- **WHAT THE EXERCISE ASKS**
Leave out the pictures and transcribe everything else exactly.

- **STORED ROWS**
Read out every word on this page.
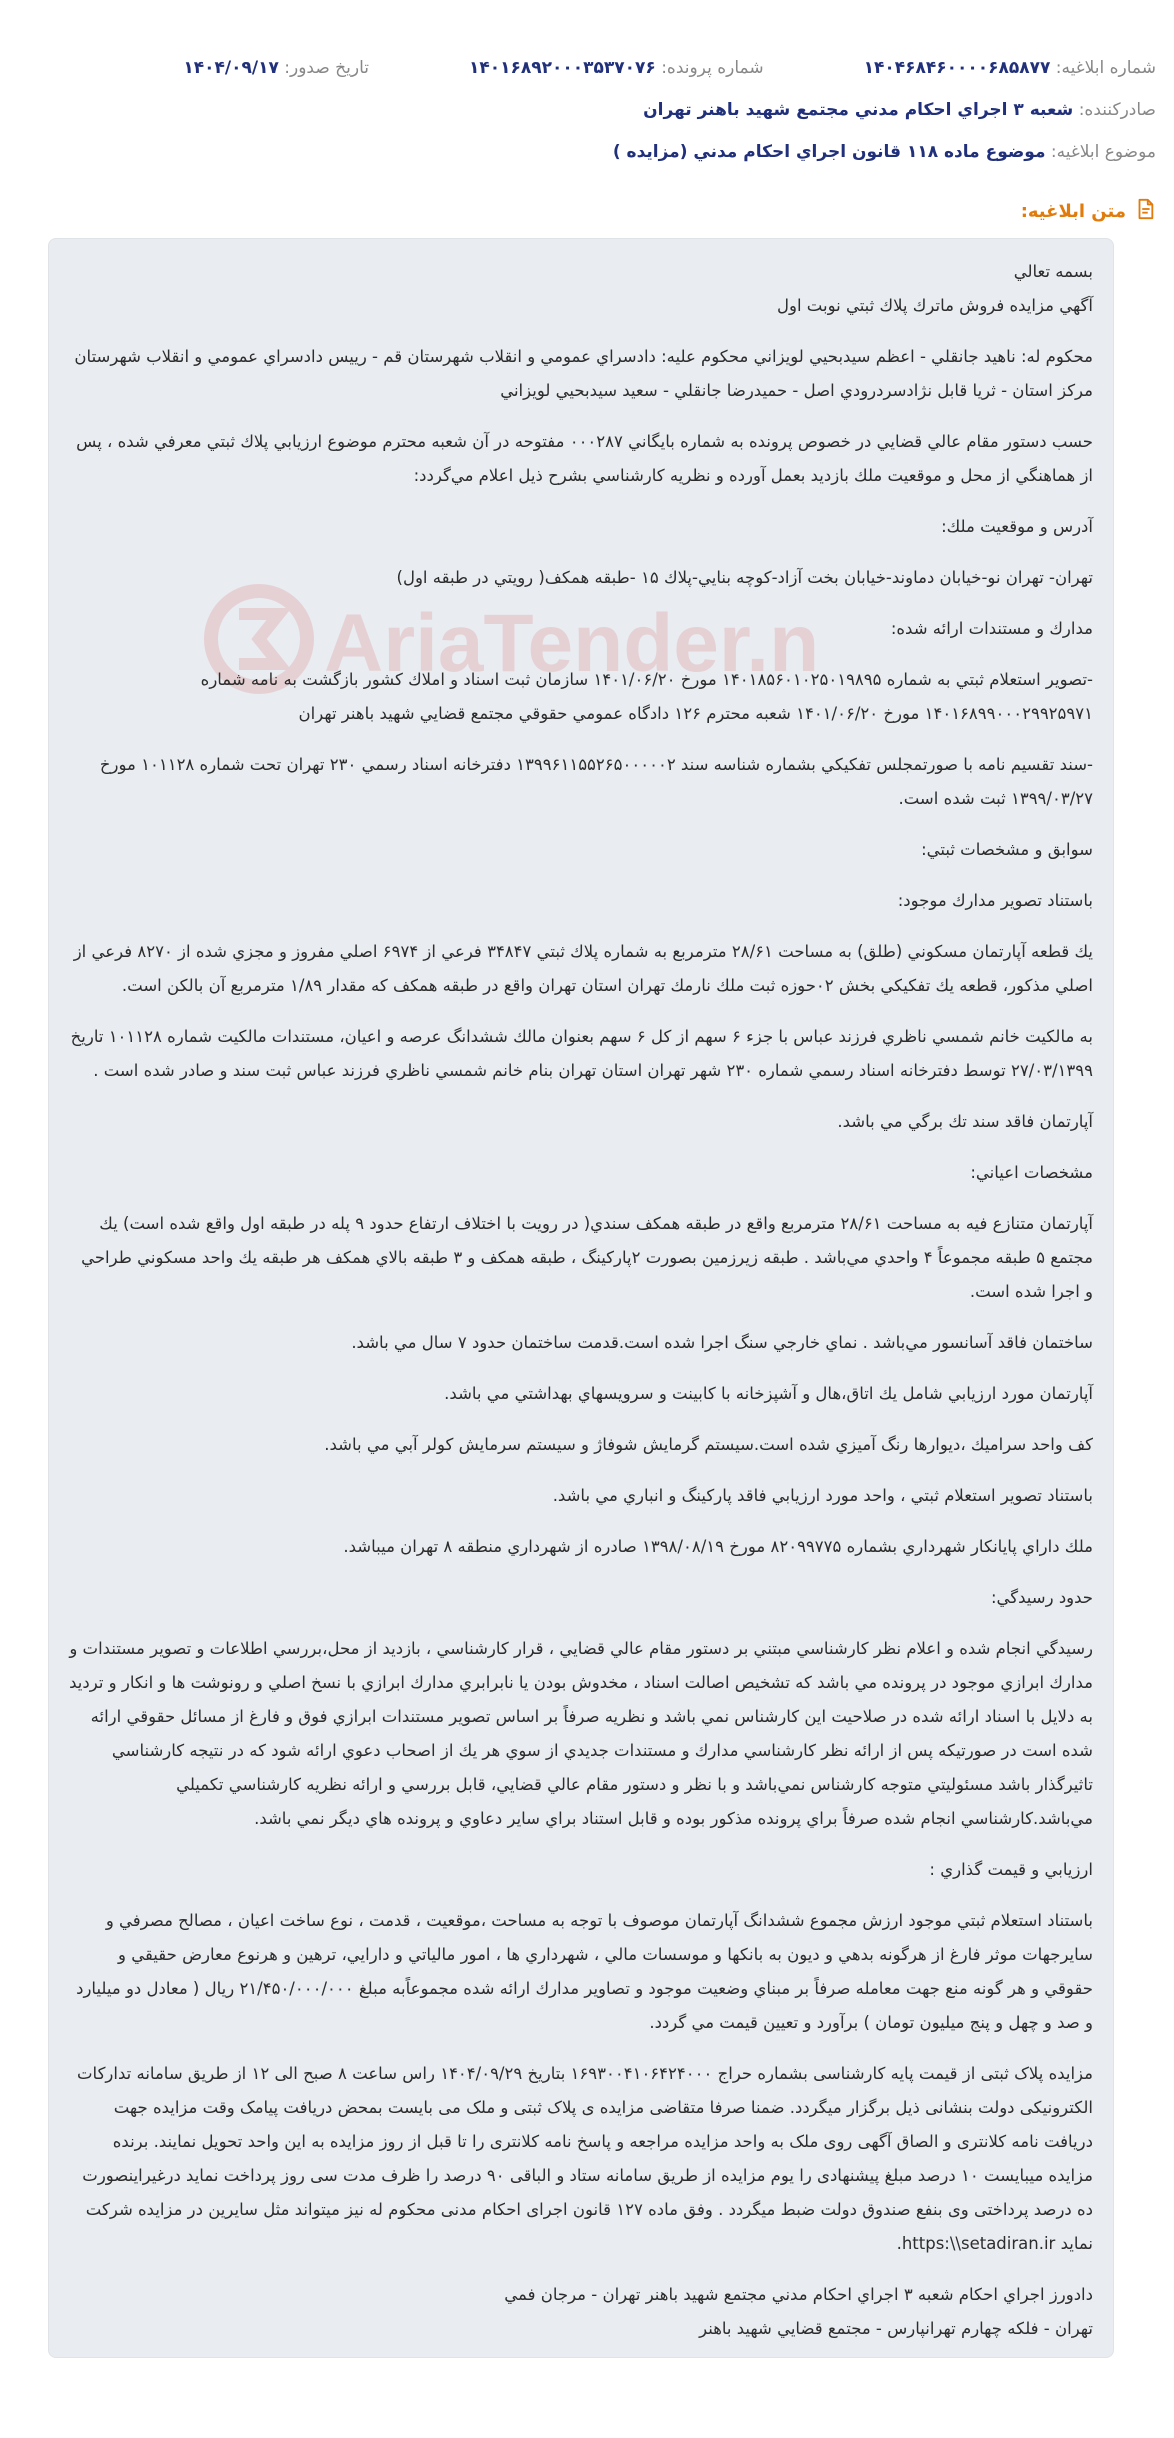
شماره ابلاغيه: ۱۴۰۴۶۸۴۶۰۰۰۰۶۸۵۸۷۷
شماره پرونده: ۱۴۰۱۶۸۹۲۰۰۰۳۵۳۷۰۷۶
تاريخ صدور: ۱۴۰۴/۰۹/۱۷
صادرکننده: شعبه ۳ اجراي احكام مدني مجتمع شهيد باهنر تهران
موضوع ابلاغيه: موضوع ماده ۱۱۸ قانون اجراي احكام مدني (مزايده )
متن ابلاغيه:
AriaTender.n

بسمه تعالي

آگهي مزايده فروش ماترك پلاك ثبتي نوبت اول

محكوم له: ناهيد جانقلي - اعظم سيدبحيي لويزاني محكوم عليه: دادسراي عمومي و انقلاب شهرستان قم - رييس دادسراي عمومي و انقلاب شهرستان مركز استان - ثريا قابل نژادسردرودي اصل - حميدرضا جانقلي - سعيد سيدبحيي لويزاني

حسب دستور مقام عالي قضايي در خصوص پرونده به شماره بايگاني ۰۰۰۲۸۷ مفتوحه در آن شعبه محترم موضوع ارزيابي پلاك ثبتي معرفي شده ، پس از هماهنگي از محل و موقعيت ملك بازديد بعمل آورده و نظريه كارشناسي بشرح ذيل اعلام مي‌گردد:

آدرس و موقعيت ملك:

تهران- تهران نو-خيابان دماوند-خيابان بخت آزاد-كوچه بنايي-پلاك ۱۵ -طبقه همكف( رويتي در طبقه اول)

مدارك و مستندات ارائه شده:

-تصوير استعلام ثبتي به شماره ۱۴۰۱۸۵۶۰۱۰۲۵۰۱۹۸۹۵ مورخ ۱۴۰۱/۰۶/۲۰ سازمان ثبت اسناد و املاك كشور بازگشت به نامه شماره ۱۴۰۱۶۸۹۹۰۰۰۲۹۹۲۵۹۷۱ مورخ ۱۴۰۱/۰۶/۲۰ شعبه محترم ۱۲۶ دادگاه عمومي حقوقي مجتمع قضايي شهيد باهنر تهران

-سند تقسيم نامه با صورتمجلس تفكيكي بشماره شناسه سند ۱۳۹۹۶۱۱۵۵۲۶۵۰۰۰۰۰۲ دفترخانه اسناد رسمي ۲۳۰ تهران تحت شماره ۱۰۱۱۲۸ مورخ ۱۳۹۹/۰۳/۲۷ ثبت شده است.

سوابق و مشخصات ثبتي:

باستناد تصوير مدارك موجود:

يك قطعه آپارتمان مسكوني (طلق) به مساحت ۲۸/۶۱ مترمربع به شماره پلاك ثبتي ۳۴۸۴۷ فرعي از ۶۹۷۴ اصلي مفروز و مجزي شده از ۸۲۷۰ فرعي از اصلي مذكور، قطعه يك تفكيكي بخش ۰۲حوزه ثبت ملك نارمك تهران استان تهران واقع در طبقه همكف كه مقدار ۱/۸۹ مترمربع آن بالكن است.

به مالكيت خانم شمسي ناظري فرزند عباس با جزء ۶ سهم از كل ۶ سهم بعنوان مالك ششدانگ عرصه و اعيان، مستندات مالكيت شماره ۱۰۱۱۲۸ تاريخ ۲۷/۰۳/۱۳۹۹ توسط دفترخانه اسناد رسمي شماره ۲۳۰ شهر تهران استان تهران بنام خانم شمسي ناظري فرزند عباس ثبت سند و صادر شده است .

آپارتمان فاقد سند تك برگي مي باشد.

مشخصات اعياني:

آپارتمان متنازع فيه به مساحت ۲۸/۶۱ مترمربع واقع در طبقه همكف سندي( در رويت با اختلاف ارتفاع حدود ۹ پله در طبقه اول واقع شده است) يك مجتمع ۵ طبقه مجموعاً ۴ واحدي مي‌باشد . طبقه زيرزمين بصورت ۲پاركينگ ، طبقه همكف و ۳ طبقه بالاي همكف هر طبقه يك واحد مسكوني طراحي و اجرا شده است.

ساختمان فاقد آسانسور مي‌باشد . نماي خارجي سنگ اجرا شده است.قدمت ساختمان حدود ۷ سال مي باشد.

آپارتمان مورد ارزيابي شامل يك اتاق،هال و آشپزخانه با كابينت و سرويسهاي بهداشتي مي باشد.

كف واحد سراميك ،ديوارها رنگ آميزي شده است.سيستم گرمايش شوفاژ و سيستم سرمايش كولر آبي مي باشد.

باستناد تصوير استعلام ثبتي ، واحد مورد ارزيابي فاقد پاركينگ و انباري مي باشد.

ملك داراي پايانكار شهرداري بشماره ۸۲۰۹۹۷۷۵ مورخ ۱۳۹۸/۰۸/۱۹ صادره از شهرداري منطقه ۸ تهران ميباشد.

حدود رسيدگي:

رسيدگي انجام شده و اعلام نظر كارشناسي مبتني بر دستور مقام عالي قضايي ، قرار كارشناسي ، بازديد از محل،بررسي اطلاعات و تصوير مستندات و مدارك ابرازي موجود در پرونده مي باشد كه تشخيص اصالت اسناد ، مخدوش بودن يا نابرابري مدارك ابرازي با نسخ اصلي و رونوشت ها و انكار و ترديد به دلايل با اسناد ارائه شده در صلاحيت اين كارشناس نمي باشد و نظريه صرفاً بر اساس تصوير مستندات ابرازي فوق و فارغ از مسائل حقوقي ارائه شده است در صورتيكه پس از ارائه نظر كارشناسي مدارك و مستندات جديدي از سوي هر يك از اصحاب دعوي ارائه شود كه در نتيجه كارشناسي تاثيرگذار باشد مسئوليتي متوجه كارشناس نمي‌باشد و با نظر و دستور مقام عالي قضايي، قابل بررسي و ارائه نظريه كارشناسي تكميلي مي‌باشد.كارشناسي انجام شده صرفاً براي پرونده مذكور بوده و قابل استناد براي ساير دعاوي و پرونده هاي ديگر نمي باشد.

ارزيابي و قيمت گذاري :

باستناد استعلام ثبتي موجود ارزش مجموع ششدانگ آپارتمان موصوف با توجه به مساحت ،موقعيت ، قدمت ، نوع ساخت اعيان ، مصالح مصرفي و سايرجهات موثر فارغ از هرگونه بدهي و ديون به بانكها و موسسات مالي ، شهرداري ها ، امور مالياتي و دارايي، ترهين و هرنوع معارض حقيقي و حقوقي و هر گونه منع جهت معامله صرفاً بر مبناي وضعيت موجود و تصاوير مدارك ارائه شده مجموعاًبه مبلغ ۲۱/۴۵۰/۰۰۰/۰۰۰ ريال ( معادل دو ميليارد و صد و چهل و پنج ميليون تومان ) برآورد و تعيين قيمت مي گردد.

مزايده پلاک ثبتی از قیمت پایه کارشناسی بشماره حراج ۱۶۹‬‬۳۰۰۴۱۰۶۴۲۴۰۰۰ بتاریخ ۱۴۰۴/۰۹/۲۹ راس ساعت ۸ صبح الی ۱۲ از طریق سامانه تدارکات الکترونیکی دولت بنشانی ذیل برگزار میگردد. ضمنا صرفا متقاضی مزایده ی پلاک ثبتی و ملک می بایست بمحض دریافت پیامک وقت مزایده جهت دریافت نامه کلانتری و الصاق آگهی روی ملک به واحد مزایده مراجعه و پاسخ نامه کلانتری را تا قبل از روز مزایده به این واحد تحویل نمایند. برنده مزایده میبایست ۱۰ درصد مبلغ پیشنهادی را یوم مزایده از طریق سامانه ستاد و الباقی ۹۰ درصد را ظرف مدت سی روز پرداخت نماید درغیراینصورت ده درصد پرداختی وی بنفع صندوق دولت ضبط میگردد . وفق ماده ۱۲۷ قانون اجرای احکام مدنی محکوم له نیز میتواند مثل سایرین در مزایده شرکت نماید https:\\setadiran.ir.

دادورز اجراي احكام شعبه ۳ اجراي احكام مدني مجتمع شهيد باهنر تهران - مرجان فمي

تهران - فلكه چهارم تهرانپارس - مجتمع قضايي شهيد باهنر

- **FINISHED EXERCISE**
Read out every word on this page.
شماره ابلاغيه: ۱۴۰۴۶۸۴۶۰۰۰۰۶۸۵۸۷۷
شماره پرونده: ۱۴۰۱۶۸۹۲۰۰۰۳۵۳۷۰۷۶
تاريخ صدور: ۱۴۰۴/۰۹/۱۷
صادرکننده: شعبه ۳ اجراي احكام مدني مجتمع شهيد باهنر تهران
موضوع ابلاغيه: موضوع ماده ۱۱۸ قانون اجراي احكام مدني (مزايده )
متن ابلاغيه:
AriaTender.n

بسمه تعالي

آگهي مزايده فروش ماترك پلاك ثبتي نوبت اول

محكوم له: ناهيد جانقلي - اعظم سيدبحيي لويزاني محكوم عليه: دادسراي عمومي و انقلاب شهرستان قم - رييس دادسراي عمومي و انقلاب شهرستان مركز استان - ثريا قابل نژادسردرودي اصل - حميدرضا جانقلي - سعيد سيدبحيي لويزاني

حسب دستور مقام عالي قضايي در خصوص پرونده به شماره بايگاني ۰۰۰۲۸۷ مفتوحه در آن شعبه محترم موضوع ارزيابي پلاك ثبتي معرفي شده ، پس از هماهنگي از محل و موقعيت ملك بازديد بعمل آورده و نظريه كارشناسي بشرح ذيل اعلام مي‌گردد:

آدرس و موقعيت ملك:

تهران- تهران نو-خيابان دماوند-خيابان بخت آزاد-كوچه بنايي-پلاك ۱۵ -طبقه همكف( رويتي در طبقه اول)

مدارك و مستندات ارائه شده:

-تصوير استعلام ثبتي به شماره ۱۴۰۱۸۵۶۰۱۰۲۵۰۱۹۸۹۵ مورخ ۱۴۰۱/۰۶/۲۰ سازمان ثبت اسناد و املاك كشور بازگشت به نامه شماره ۱۴۰۱۶۸۹۹۰۰۰۲۹۹۲۵۹۷۱ مورخ ۱۴۰۱/۰۶/۲۰ شعبه محترم ۱۲۶ دادگاه عمومي حقوقي مجتمع قضايي شهيد باهنر تهران

-سند تقسيم نامه با صورتمجلس تفكيكي بشماره شناسه سند ۱۳۹۹۶۱۱۵۵۲۶۵۰۰۰۰۰۲ دفترخانه اسناد رسمي ۲۳۰ تهران تحت شماره ۱۰۱۱۲۸ مورخ ۱۳۹۹/۰۳/۲۷ ثبت شده است.

سوابق و مشخصات ثبتي:

باستناد تصوير مدارك موجود:

يك قطعه آپارتمان مسكوني (طلق) به مساحت ۲۸/۶۱ مترمربع به شماره پلاك ثبتي ۳۴۸۴۷ فرعي از ۶۹۷۴ اصلي مفروز و مجزي شده از ۸۲۷۰ فرعي از اصلي مذكور، قطعه يك تفكيكي بخش ۰۲حوزه ثبت ملك نارمك تهران استان تهران واقع در طبقه همكف كه مقدار ۱/۸۹ مترمربع آن بالكن است.

به مالكيت خانم شمسي ناظري فرزند عباس با جزء ۶ سهم از كل ۶ سهم بعنوان مالك ششدانگ عرصه و اعيان، مستندات مالكيت شماره ۱۰۱۱۲۸ تاريخ ۲۷/۰۳/۱۳۹۹ توسط دفترخانه اسناد رسمي شماره ۲۳۰ شهر تهران استان تهران بنام خانم شمسي ناظري فرزند عباس ثبت سند و صادر شده است .

آپارتمان فاقد سند تك برگي مي باشد.

مشخصات اعياني:

آپارتمان متنازع فيه به مساحت ۲۸/۶۱ مترمربع واقع در طبقه همكف سندي( در رويت با اختلاف ارتفاع حدود ۹ پله در طبقه اول واقع شده است) يك مجتمع ۵ طبقه مجموعاً ۴ واحدي مي‌باشد . طبقه زيرزمين بصورت ۲پاركينگ ، طبقه همكف و ۳ طبقه بالاي همكف هر طبقه يك واحد مسكوني طراحي و اجرا شده است.

ساختمان فاقد آسانسور مي‌باشد . نماي خارجي سنگ اجرا شده است.قدمت ساختمان حدود ۷ سال مي باشد.

آپارتمان مورد ارزيابي شامل يك اتاق،هال و آشپزخانه با كابينت و سرويسهاي بهداشتي مي باشد.

كف واحد سراميك ،ديوارها رنگ آميزي شده است.سيستم گرمايش شوفاژ و سيستم سرمايش كولر آبي مي باشد.

باستناد تصوير استعلام ثبتي ، واحد مورد ارزيابي فاقد پاركينگ و انباري مي باشد.

ملك داراي پايانكار شهرداري بشماره ۸۲۰۹۹۷۷۵ مورخ ۱۳۹۸/۰۸/۱۹ صادره از شهرداري منطقه ۸ تهران ميباشد.

حدود رسيدگي:

رسيدگي انجام شده و اعلام نظر كارشناسي مبتني بر دستور مقام عالي قضايي ، قرار كارشناسي ، بازديد از محل،بررسي اطلاعات و تصوير مستندات و مدارك ابرازي موجود در پرونده مي باشد كه تشخيص اصالت اسناد ، مخدوش بودن يا نابرابري مدارك ابرازي با نسخ اصلي و رونوشت ها و انكار و ترديد به دلايل با اسناد ارائه شده در صلاحيت اين كارشناس نمي باشد و نظريه صرفاً بر اساس تصوير مستندات ابرازي فوق و فارغ از مسائل حقوقي ارائه شده است در صورتيكه پس از ارائه نظر كارشناسي مدارك و مستندات جديدي از سوي هر يك از اصحاب دعوي ارائه شود كه در نتيجه كارشناسي تاثيرگذار باشد مسئوليتي متوجه كارشناس نمي‌باشد و با نظر و دستور مقام عالي قضايي، قابل بررسي و ارائه نظريه كارشناسي تكميلي مي‌باشد.كارشناسي انجام شده صرفاً براي پرونده مذكور بوده و قابل استناد براي ساير دعاوي و پرونده هاي ديگر نمي باشد.

ارزيابي و قيمت گذاري :

باستناد استعلام ثبتي موجود ارزش مجموع ششدانگ آپارتمان موصوف با توجه به مساحت ،موقعيت ، قدمت ، نوع ساخت اعيان ، مصالح مصرفي و سايرجهات موثر فارغ از هرگونه بدهي و ديون به بانكها و موسسات مالي ، شهرداري ها ، امور مالياتي و دارايي، ترهين و هرنوع معارض حقيقي و حقوقي و هر گونه منع جهت معامله صرفاً بر مبناي وضعيت موجود و تصاوير مدارك ارائه شده مجموعاًبه مبلغ ۲۱/۴۵۰/۰۰۰/۰۰۰ ريال ( معادل دو ميليارد و صد و چهل و پنج ميليون تومان ) برآورد و تعيين قيمت مي گردد.

مزايده پلاک ثبتی از قیمت پایه کارشناسی بشماره حراج ۱۶۹‬‬۳۰۰۴۱۰۶۴۲۴۰۰۰ بتاریخ ۱۴۰۴/۰۹/۲۹ راس ساعت ۸ صبح الی ۱۲ از طریق سامانه تدارکات الکترونیکی دولت بنشانی ذیل برگزار میگردد. ضمنا صرفا متقاضی مزایده ی پلاک ثبتی و ملک می بایست بمحض دریافت پیامک وقت مزایده جهت دریافت نامه کلانتری و الصاق آگهی روی ملک به واحد مزایده مراجعه و پاسخ نامه کلانتری را تا قبل از روز مزایده به این واحد تحویل نمایند. برنده مزایده میبایست ۱۰ درصد مبلغ پیشنهادی را یوم مزایده از طریق سامانه ستاد و الباقی ۹۰ درصد را ظرف مدت سی روز پرداخت نماید درغیراینصورت ده درصد پرداختی وی بنفع صندوق دولت ضبط میگردد . وفق ماده ۱۲۷ قانون اجرای احکام مدنی محکوم له نیز میتواند مثل سایرین در مزایده شرکت نماید https:\\setadiran.ir.

دادورز اجراي احكام شعبه ۳ اجراي احكام مدني مجتمع شهيد باهنر تهران - مرجان فمي

تهران - فلكه چهارم تهرانپارس - مجتمع قضايي شهيد باهنر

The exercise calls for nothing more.